Records from a collection of figures
□ □ □ □ □ □ □

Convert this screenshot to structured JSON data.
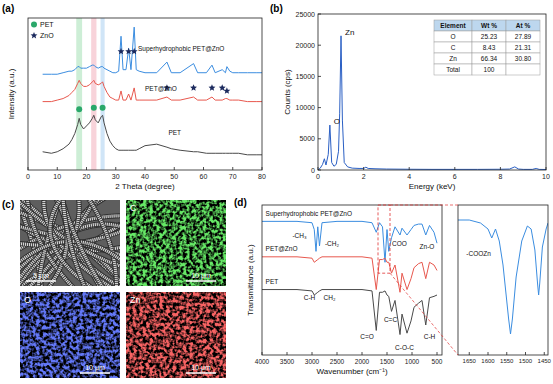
{
  "chart_data": [
    {
      "panel": "(a)",
      "type": "line",
      "x_label": "2 Theta (degree)",
      "y_label": "Intensity (a.u.)",
      "xlim": [
        0,
        80
      ],
      "xticks": [
        0,
        10,
        20,
        30,
        40,
        50,
        60,
        70,
        80
      ],
      "ylim": [
        0,
        100
      ],
      "tick_labels": "x",
      "legend": "upper left",
      "x": [
        5,
        8,
        10,
        12,
        14,
        15,
        16,
        17,
        17.5,
        18,
        19,
        20,
        21,
        22,
        22.5,
        23,
        24,
        25,
        25.5,
        26,
        27,
        28,
        29,
        30,
        31,
        31.8,
        32.5,
        33.5,
        34.4,
        35.2,
        36.3,
        37,
        38,
        40,
        44,
        47.5,
        49,
        52,
        56.6,
        58,
        61,
        62.9,
        64,
        66.4,
        67.5,
        68,
        69,
        70,
        72,
        75,
        78,
        80
      ],
      "series": [
        {
          "name": "PET",
          "color": "#4a4a4a",
          "values": [
            12,
            11,
            12,
            14,
            17,
            20,
            24,
            30,
            34,
            30,
            27,
            29,
            31,
            34,
            36,
            33,
            31,
            35,
            36,
            31,
            24,
            19,
            16,
            14,
            13,
            13,
            13,
            13,
            13,
            13,
            13,
            13,
            14,
            16,
            17,
            15,
            14,
            13,
            12,
            12,
            11,
            11,
            11,
            11,
            11,
            11,
            11,
            11,
            11,
            10,
            10,
            10
          ]
        },
        {
          "name": "PET@ZnO",
          "color": "#e8584e",
          "values": [
            45,
            45,
            46,
            47,
            49,
            51,
            53,
            57,
            59,
            57,
            55,
            55,
            56,
            58,
            59,
            57,
            56,
            57,
            58,
            55,
            51,
            48,
            47,
            46,
            46,
            52,
            46,
            46,
            50,
            46,
            54,
            46,
            46,
            46,
            46,
            48,
            46,
            46,
            48,
            46,
            46,
            48,
            46,
            46,
            47,
            47,
            46,
            46,
            46,
            45,
            45,
            45
          ]
        },
        {
          "name": "Superhydrophobic PET@ZnO",
          "color": "#3b8de0",
          "values": [
            63,
            63,
            63,
            64,
            65,
            65,
            66,
            68,
            68,
            67,
            67,
            67,
            68,
            69,
            69,
            68,
            67,
            68,
            68,
            67,
            66,
            65,
            64,
            64,
            65,
            88,
            66,
            66,
            80,
            66,
            94,
            66,
            65,
            64,
            64,
            71,
            64,
            64,
            70,
            64,
            64,
            69,
            64,
            66,
            64,
            68,
            65,
            64,
            64,
            64,
            64,
            64
          ]
        }
      ],
      "markers": [
        {
          "name": "PET",
          "marker": "circle",
          "color": "#2aa86a",
          "x": [
            17.5,
            22.5,
            25.5
          ],
          "values": [
            40,
            41,
            41
          ]
        },
        {
          "name": "ZnO",
          "marker": "star",
          "color": "#1c2a5e",
          "x": [
            31.8,
            34.4,
            36.3,
            47.5,
            56.6,
            62.9,
            66.4,
            68
          ],
          "values": [
            78,
            78,
            78,
            54,
            54,
            54,
            54,
            52
          ]
        }
      ],
      "bands": [
        {
          "xlim": [
            16.5,
            18.5
          ],
          "color": "#cdeed6"
        },
        {
          "xlim": [
            21.6,
            23.4
          ],
          "color": "#f8d3da"
        },
        {
          "xlim": [
            24.8,
            26.2
          ],
          "color": "#d0e5f7"
        }
      ]
    },
    {
      "panel": "(b)",
      "type": "line",
      "x_label": "Energy (keV)",
      "y_label": "Counts (cps)",
      "xlim": [
        0,
        10
      ],
      "xticks": [
        0,
        2,
        4,
        6,
        8,
        10
      ],
      "ylim": [
        0,
        25000
      ],
      "yticks": [
        0,
        5000,
        10000,
        15000,
        20000,
        25000
      ],
      "color": "#2a5fc4",
      "x": [
        0,
        0.1,
        0.2,
        0.28,
        0.35,
        0.45,
        0.52,
        0.6,
        0.7,
        0.8,
        0.9,
        0.95,
        1.01,
        1.07,
        1.15,
        1.3,
        1.5,
        1.8,
        2.0,
        2.1,
        2.2,
        2.5,
        3,
        4,
        5,
        6,
        7,
        8,
        8.4,
        8.63,
        8.8,
        9,
        9.4,
        9.57,
        9.7,
        10
      ],
      "values": [
        0,
        300,
        900,
        1800,
        800,
        2500,
        7200,
        1200,
        600,
        900,
        3000,
        9000,
        21500,
        8000,
        1200,
        500,
        300,
        250,
        250,
        450,
        250,
        200,
        150,
        120,
        100,
        100,
        100,
        120,
        150,
        500,
        150,
        100,
        100,
        250,
        100,
        80
      ],
      "annotations": [
        {
          "text": "Zn",
          "x": 1.01,
          "y": 21500
        },
        {
          "text": "O",
          "x": 0.52,
          "y": 7200
        }
      ],
      "table": {
        "header": [
          "Element",
          "Wt %",
          "At %"
        ],
        "rows": [
          [
            "O",
            "25.23",
            "27.89"
          ],
          [
            "C",
            "8.43",
            "21.31"
          ],
          [
            "Zn",
            "66.34",
            "30.80"
          ],
          [
            "Total",
            "100"
          ]
        ]
      }
    },
    {
      "panel": "(d)",
      "type": "line",
      "x_label": "Wavenumber (cm⁻¹)",
      "y_label": "Transmittance (a.u.)",
      "xlim": [
        4000,
        400
      ],
      "xticks": [
        4000,
        3500,
        3000,
        2500,
        2000,
        1500,
        1000,
        500
      ],
      "ylim": [
        -10,
        100
      ],
      "tick_labels": "x",
      "x": [
        4000,
        3700,
        3500,
        3300,
        3000,
        2955,
        2920,
        2885,
        2850,
        2800,
        2500,
        2200,
        2000,
        1800,
        1715,
        1650,
        1590,
        1540,
        1500,
        1465,
        1410,
        1340,
        1240,
        1200,
        1100,
        1020,
        960,
        870,
        800,
        725,
        650,
        560,
        500
      ],
      "series": [
        {
          "name": "Superhydrophobic PET@ZnO",
          "color": "#3b8de0",
          "values": [
            88,
            88,
            88,
            88,
            87,
            82,
            66,
            84,
            70,
            87,
            88,
            88,
            88,
            87,
            80,
            87,
            84,
            58,
            82,
            66,
            76,
            84,
            78,
            83,
            78,
            82,
            85,
            86,
            86,
            78,
            85,
            80,
            72
          ]
        },
        {
          "name": "PET@ZnO",
          "color": "#e8584e",
          "values": [
            62,
            62,
            62,
            62,
            61,
            58,
            59,
            60,
            61,
            62,
            62,
            62,
            62,
            61,
            38,
            60,
            60,
            61,
            58,
            58,
            50,
            56,
            36,
            50,
            38,
            46,
            54,
            57,
            58,
            46,
            58,
            56,
            52
          ]
        },
        {
          "name": "PET",
          "color": "#4a4a4a",
          "values": [
            38,
            38,
            38,
            38,
            37,
            34,
            35,
            36,
            37,
            38,
            38,
            38,
            38,
            37,
            8,
            36,
            36,
            37,
            34,
            33,
            22,
            30,
            5,
            20,
            6,
            15,
            25,
            28,
            30,
            12,
            32,
            33,
            34
          ]
        }
      ],
      "annotations": [
        {
          "text": "-CH₃",
          "x": 3250,
          "y": 76
        },
        {
          "text": "-CH₂",
          "x": 2600,
          "y": 70
        },
        {
          "text": "COO",
          "x": 1250,
          "y": 70
        },
        {
          "text": "Zn-O",
          "x": 700,
          "y": 68
        },
        {
          "text": "C-H",
          "x": 3050,
          "y": 30
        },
        {
          "text": "CH₂",
          "x": 2650,
          "y": 30
        },
        {
          "text": "C=O",
          "x": 1900,
          "y": 2
        },
        {
          "text": "C=C",
          "x": 1430,
          "y": 14
        },
        {
          "text": "C-O-C",
          "x": 1150,
          "y": -6
        },
        {
          "text": "C-H",
          "x": 650,
          "y": 2
        }
      ]
    },
    {
      "type": "line",
      "xlim": [
        1680,
        1440
      ],
      "xticks": [
        1650,
        1600,
        1550,
        1500,
        1450
      ],
      "ylim": [
        50,
        100
      ],
      "tick_labels": "x",
      "color": "#3b8de0",
      "x": [
        1680,
        1650,
        1620,
        1600,
        1590,
        1580,
        1570,
        1560,
        1550,
        1545,
        1540,
        1535,
        1525,
        1510,
        1495,
        1485,
        1475,
        1468,
        1465,
        1462,
        1455,
        1445,
        1440
      ],
      "values": [
        95,
        95,
        94,
        92,
        89,
        92,
        88,
        80,
        68,
        62,
        57,
        62,
        76,
        88,
        93,
        92,
        85,
        74,
        70,
        74,
        86,
        92,
        94
      ],
      "annotations": [
        {
          "text": "-COOZn",
          "x": 1625,
          "y": 83
        }
      ]
    }
  ],
  "panel_c": {
    "panel": "(c)",
    "images": [
      {
        "scale_bar": "5 μm"
      },
      {
        "label": "C",
        "scale_bar": "10 μm",
        "color": "#22d022"
      },
      {
        "label": "O",
        "scale_bar": "10 μm",
        "color": "#2030f0"
      },
      {
        "label": "Zn",
        "scale_bar": "10 μm",
        "color": "#f02020"
      }
    ]
  }
}
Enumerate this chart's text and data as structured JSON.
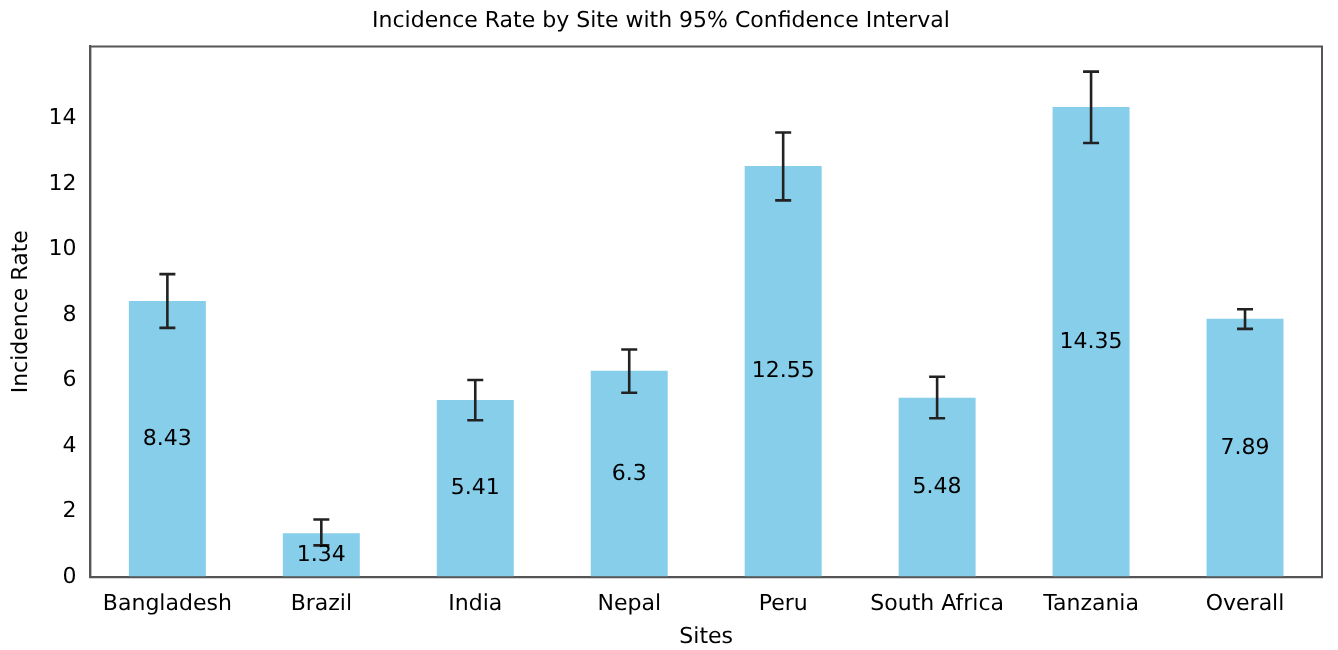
{
  "chart_data": {
    "type": "bar",
    "title": "Incidence Rate by Site with 95% Confidence Interval",
    "xlabel": "Sites",
    "ylabel": "Incidence Rate",
    "categories": [
      "Bangladesh",
      "Brazil",
      "India",
      "Nepal",
      "Peru",
      "South Africa",
      "Tanzania",
      "Overall"
    ],
    "values": [
      8.43,
      1.34,
      5.41,
      6.3,
      12.55,
      5.48,
      14.35,
      7.89
    ],
    "errors": [
      [
        7.61,
        9.25
      ],
      [
        0.97,
        1.76
      ],
      [
        4.79,
        6.02
      ],
      [
        5.63,
        6.95
      ],
      [
        11.5,
        13.57
      ],
      [
        4.85,
        6.12
      ],
      [
        13.25,
        15.43
      ],
      [
        7.58,
        8.18
      ]
    ],
    "color": "#87ceeb",
    "ylim": [
      0,
      16.2
    ],
    "yticks": [
      0,
      2,
      4,
      6,
      8,
      10,
      12,
      14
    ],
    "grid": false,
    "legend": false,
    "data_labels": true
  }
}
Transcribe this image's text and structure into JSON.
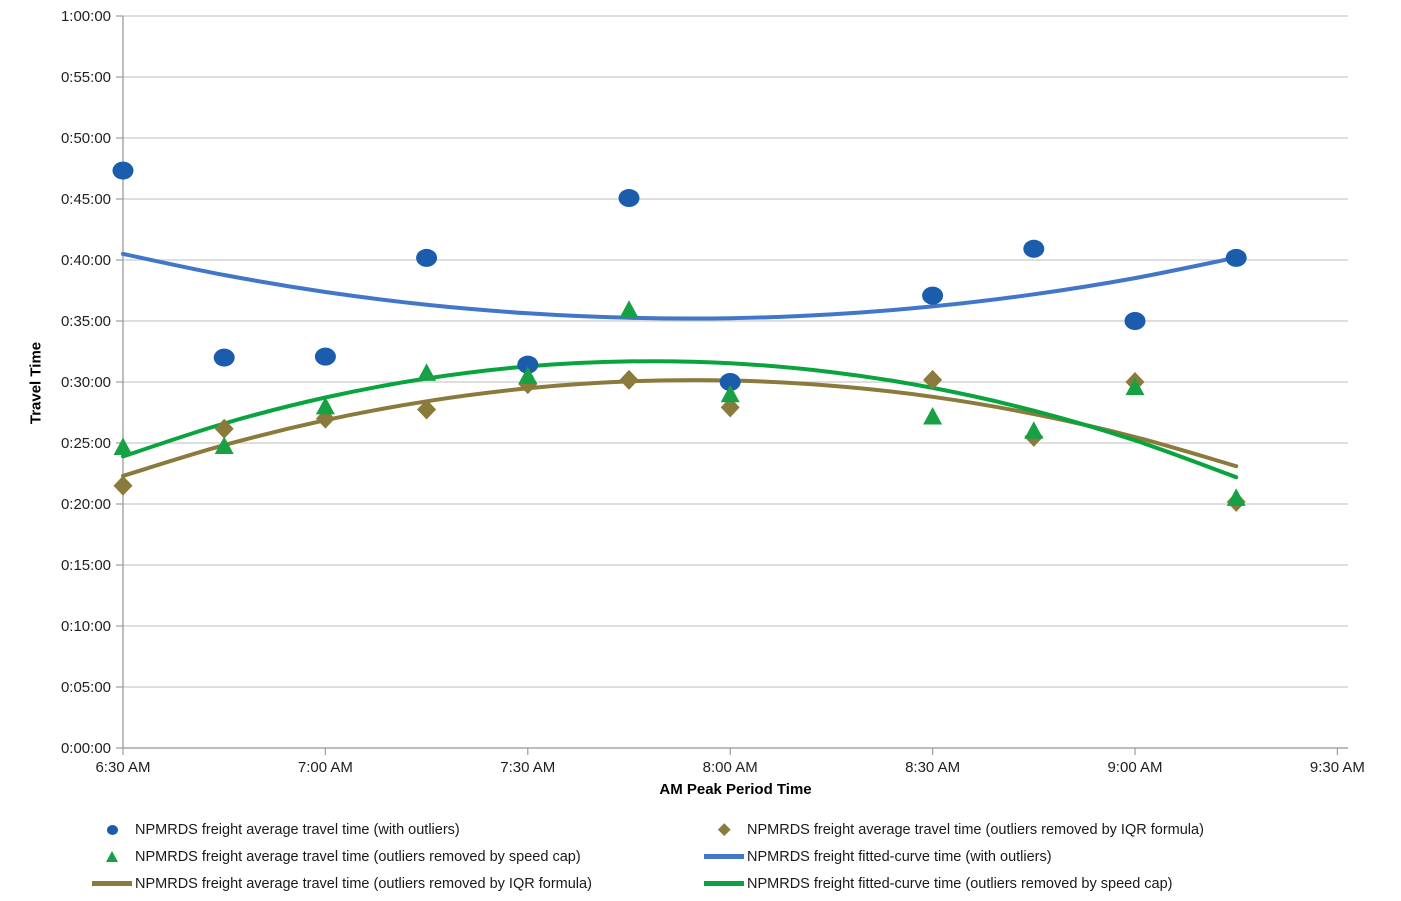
{
  "style": {
    "background": "#FFFFFF",
    "grid_color": "#C9C9C9",
    "axis_color": "#9C9C9C",
    "tick_text_color": "#212121",
    "blue_marker": "#1B5CAD",
    "blue_line": "#4176C8",
    "green_marker": "#17A044",
    "green_line": "#0AA43F",
    "olive": "#8A7A3C"
  },
  "chart_data": {
    "type": "scatter",
    "title": "",
    "grid": true,
    "legend_position": "bottom",
    "x_axis": {
      "label": "AM Peak Period Time",
      "ticks": [
        "6:30 AM",
        "7:00 AM",
        "7:30 AM",
        "8:00 AM",
        "8:30 AM",
        "9:00 AM",
        "9:30 AM"
      ],
      "tick_interval_minutes": 30,
      "range": [
        "6:30 AM",
        "9:30 AM"
      ]
    },
    "y_axis": {
      "label": "Travel Time",
      "ticks": [
        "0:00:00",
        "0:05:00",
        "0:10:00",
        "0:15:00",
        "0:20:00",
        "0:25:00",
        "0:30:00",
        "0:35:00",
        "0:40:00",
        "0:45:00",
        "0:50:00",
        "0:55:00",
        "1:00:00"
      ],
      "min_minutes": 0,
      "max_minutes": 60,
      "step_minutes": 5
    },
    "x_labels_scatter": [
      "6:30 AM",
      "6:45 AM",
      "7:00 AM",
      "7:15 AM",
      "7:30 AM",
      "7:45 AM",
      "8:00 AM",
      "8:30 AM",
      "8:45 AM",
      "9:00 AM",
      "9:15 AM"
    ],
    "x_hours_scatter": [
      0,
      0.25,
      0.5,
      0.75,
      1,
      1.25,
      1.5,
      2,
      2.25,
      2.5,
      2.75
    ],
    "x_hours_curve": [
      0,
      0.25,
      0.5,
      0.75,
      1,
      1.25,
      1.5,
      1.75,
      2,
      2.25,
      2.5,
      2.75
    ],
    "series": [
      {
        "key": "avg_with_outliers",
        "name": "NPMRDS freight average travel time (with outliers)",
        "kind": "scatter",
        "marker": "circle",
        "color": "#1B5CAD",
        "values_min": [
          47.33,
          32.0,
          32.08,
          40.17,
          31.42,
          45.08,
          30.0,
          37.08,
          40.92,
          35.0,
          40.17
        ],
        "value_labels": [
          "0:47:20",
          "0:32:00",
          "0:32:05",
          "0:40:10",
          "0:31:25",
          "0:45:05",
          "0:30:00",
          "0:37:05",
          "0:40:55",
          "0:35:00",
          "0:40:10"
        ]
      },
      {
        "key": "avg_iqr",
        "name": "NPMRDS freight average travel time (outliers removed by IQR formula)",
        "kind": "scatter",
        "marker": "diamond",
        "color": "#8A7A3C",
        "values_min": [
          21.5,
          26.17,
          27.0,
          27.75,
          29.83,
          30.17,
          27.92,
          30.17,
          25.5,
          30.0,
          20.17
        ],
        "value_labels": [
          "0:21:30",
          "0:26:10",
          "0:27:00",
          "0:27:45",
          "0:29:50",
          "0:30:10",
          "0:27:55",
          "0:30:10",
          "0:25:30",
          "0:30:00",
          "0:20:10"
        ]
      },
      {
        "key": "avg_speed_cap",
        "name": "NPMRDS freight average travel time (outliers removed by speed cap)",
        "kind": "scatter",
        "marker": "triangle",
        "color": "#17A044",
        "values_min": [
          24.67,
          24.75,
          28.0,
          30.75,
          30.5,
          35.92,
          29.0,
          27.17,
          26.0,
          29.58,
          20.5
        ],
        "value_labels": [
          "0:24:40",
          "0:24:45",
          "0:28:00",
          "0:30:45",
          "0:30:30",
          "0:35:55",
          "0:29:00",
          "0:27:10",
          "0:26:00",
          "0:29:35",
          "0:20:30"
        ]
      },
      {
        "key": "fit_with_outliers",
        "name": "NPMRDS freight fitted-curve time (with outliers)",
        "kind": "line",
        "color": "#4176C8",
        "values_min": [
          40.5,
          38.77,
          37.38,
          36.33,
          35.63,
          35.26,
          35.23,
          35.54,
          36.2,
          37.19,
          38.52,
          40.2
        ]
      },
      {
        "key": "fit_iqr",
        "name": "NPMRDS freight average travel time (outliers removed by IQR formula)",
        "kind": "line",
        "color": "#8A7A3C",
        "values_min": [
          22.3,
          24.83,
          26.87,
          28.42,
          29.48,
          30.05,
          30.12,
          29.7,
          28.79,
          27.38,
          25.49,
          23.1
        ]
      },
      {
        "key": "fit_speed_cap",
        "name": "NPMRDS freight fitted-curve time (outliers removed by speed cap)",
        "kind": "line",
        "color": "#0AA43F",
        "values_min": [
          23.9,
          26.6,
          28.73,
          30.29,
          31.28,
          31.69,
          31.54,
          30.81,
          29.52,
          27.65,
          25.21,
          22.2
        ]
      }
    ]
  },
  "legend": {
    "columns": [
      [
        {
          "marker": "circle",
          "color": "#1B5CAD",
          "label": "NPMRDS freight average travel time (with outliers)"
        },
        {
          "marker": "triangle",
          "color": "#17A044",
          "label": "NPMRDS freight average travel time (outliers removed by speed cap)"
        },
        {
          "marker": "line",
          "color": "#8A7A3C",
          "label": "NPMRDS freight average travel time (outliers removed by IQR formula)"
        }
      ],
      [
        {
          "marker": "diamond",
          "color": "#8A7A3C",
          "label": "NPMRDS freight average travel time (outliers removed by IQR formula)"
        },
        {
          "marker": "line",
          "color": "#4176C8",
          "label": "NPMRDS freight fitted-curve time (with outliers)"
        },
        {
          "marker": "line",
          "color": "#0AA43F",
          "label": "NPMRDS freight fitted-curve time (outliers removed by speed cap)"
        }
      ]
    ]
  }
}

□ □ □ □ □ □ □

Task instructions: Copy out every line from the material above in which the word "NPMRDS" appears.

Exercise response:
        "name": "NPMRDS freight average travel time (with outliers)",
        "name": "NPMRDS freight average travel time (outliers removed by IQR formula)",
        "name": "NPMRDS freight average travel time (outliers removed by speed cap)",
        "name": "NPMRDS freight fitted-curve time (with outliers)",
        "name": "NPMRDS freight average travel time (outliers removed by IQR formula)",
        "name": "NPMRDS freight fitted-curve time (outliers removed by speed cap)",
          "label": "NPMRDS freight average travel time (with outliers)"
          "label": "NPMRDS freight average travel time (outliers removed by speed cap)"
          "label": "NPMRDS freight average travel time (outliers removed by IQR formula)"
          "label": "NPMRDS freight average travel time (outliers removed by IQR formula)"
          "label": "NPMRDS freight fitted-curve time (with outliers)"
          "label": "NPMRDS freight fitted-curve time (outliers removed by speed cap)"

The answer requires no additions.